═════ Record excerpts ═════
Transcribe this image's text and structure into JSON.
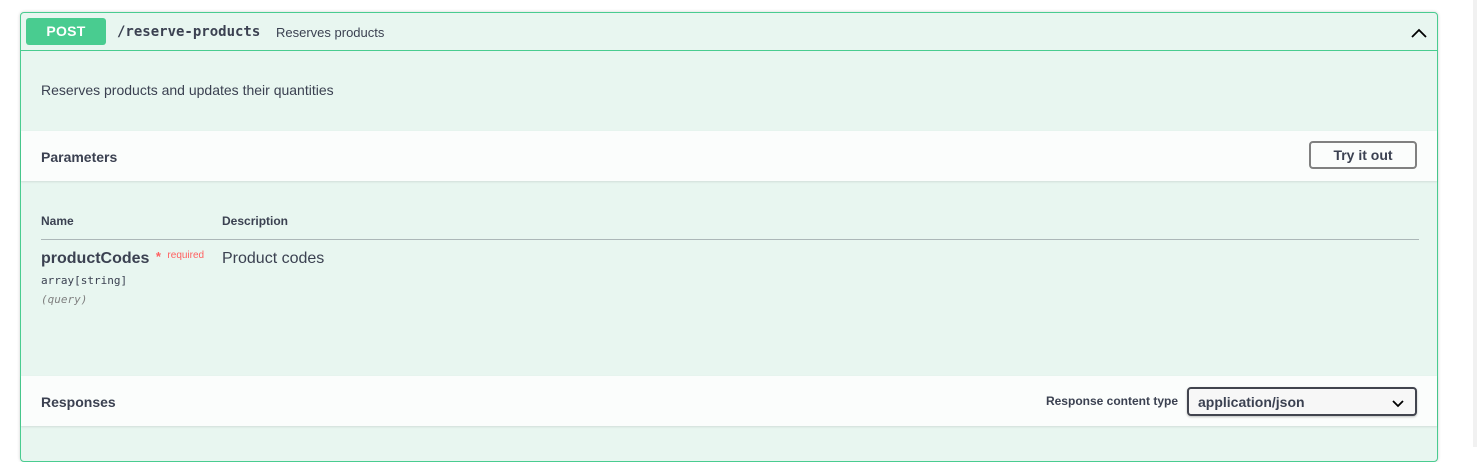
{
  "operation": {
    "method": "POST",
    "path": "/reserve-products",
    "summary": "Reserves products",
    "description": "Reserves products and updates their quantities",
    "collapse_icon": "chevron-up-icon"
  },
  "parameters": {
    "title": "Parameters",
    "try_button": "Try it out",
    "columns": {
      "name": "Name",
      "description": "Description"
    },
    "items": [
      {
        "name": "productCodes",
        "required_mark": "*",
        "required_label": "required",
        "type": "array[string]",
        "in": "(query)",
        "description": "Product codes"
      }
    ]
  },
  "responses": {
    "title": "Responses",
    "content_type_label": "Response content type",
    "content_type_value": "application/json",
    "dropdown_icon": "chevron-down-icon"
  },
  "colors": {
    "method_post": "#49cc90",
    "block_bg": "#e8f6f0",
    "text": "#3b4151",
    "required": "#ff6060"
  }
}
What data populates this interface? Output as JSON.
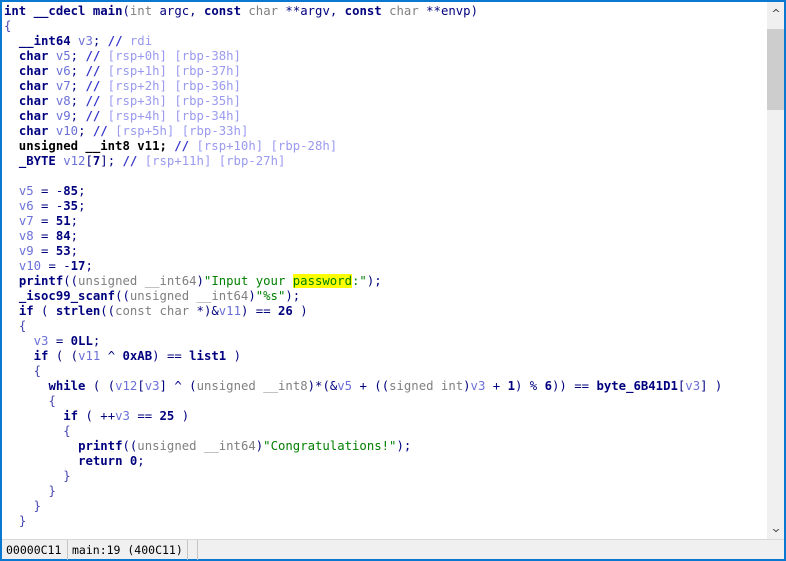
═════
* [Given instruction] Gather each line of the listing that holds the string "Reserves".

* [Solution to the problem]
    "summary": "Reserves products",
    "description": "Reserves products and updates their quantities",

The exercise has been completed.